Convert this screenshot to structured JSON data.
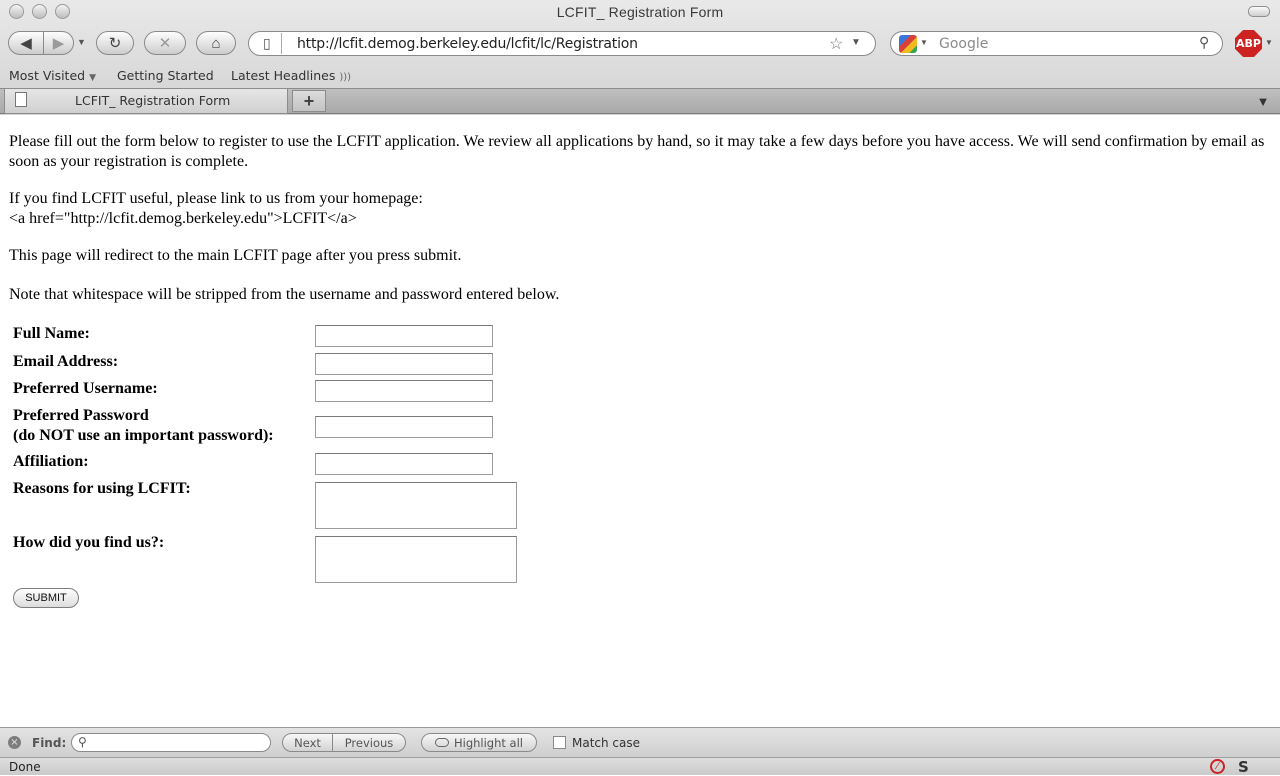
{
  "window": {
    "title": "LCFIT_ Registration Form"
  },
  "navbar": {
    "url": "http://lcfit.demog.berkeley.edu/lcfit/lc/Registration",
    "search_placeholder": "Google",
    "adblock_label": "ABP",
    "icons": [
      "back-icon",
      "forward-icon",
      "history-dropdown-icon",
      "reload-icon",
      "stop-icon",
      "home-icon",
      "page-icon",
      "bookmark-star-icon",
      "url-dropdown-icon",
      "google-icon",
      "search-icon"
    ]
  },
  "bookmarks": {
    "items": [
      "Most Visited",
      "Getting Started",
      "Latest Headlines"
    ]
  },
  "tabs": {
    "active_label": "LCFIT_ Registration Form",
    "new_tab": "+"
  },
  "page": {
    "intro": "Please fill out the form below to register to use the LCFIT application. We review all applications by hand, so it may take a few days before you have access. We will send confirmation by email as soon as your registration is complete.",
    "link_line1": "If you find LCFIT useful, please link to us from your homepage:",
    "link_line2": "<a href=\"http://lcfit.demog.berkeley.edu\">LCFIT</a>",
    "redirect_note": "This page will redirect to the main LCFIT page after you press submit.",
    "whitespace_note": "Note that whitespace will be stripped from the username and password entered below."
  },
  "form": {
    "full_name_label": "Full Name:",
    "email_label": "Email Address:",
    "username_label": "Preferred Username:",
    "password_label_line1": "Preferred Password",
    "password_label_line2": "(do NOT use an important password):",
    "affiliation_label": "Affiliation:",
    "reasons_label": "Reasons for using LCFIT:",
    "found_label": "How did you find us?:",
    "full_name_value": "",
    "email_value": "",
    "username_value": "",
    "password_value": "",
    "affiliation_value": "",
    "submit_label": "SUBMIT"
  },
  "findbar": {
    "label": "Find:",
    "value": "",
    "next": "Next",
    "previous": "Previous",
    "highlight": "Highlight all",
    "match_case": "Match case"
  },
  "status": {
    "text": "Done"
  }
}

### WRITTEN REQUEST
Copy each line of the listing that includes "dropdown".

### SOLUTION TO THE EXERCISE
      "history-dropdown-icon",
      "url-dropdown-icon",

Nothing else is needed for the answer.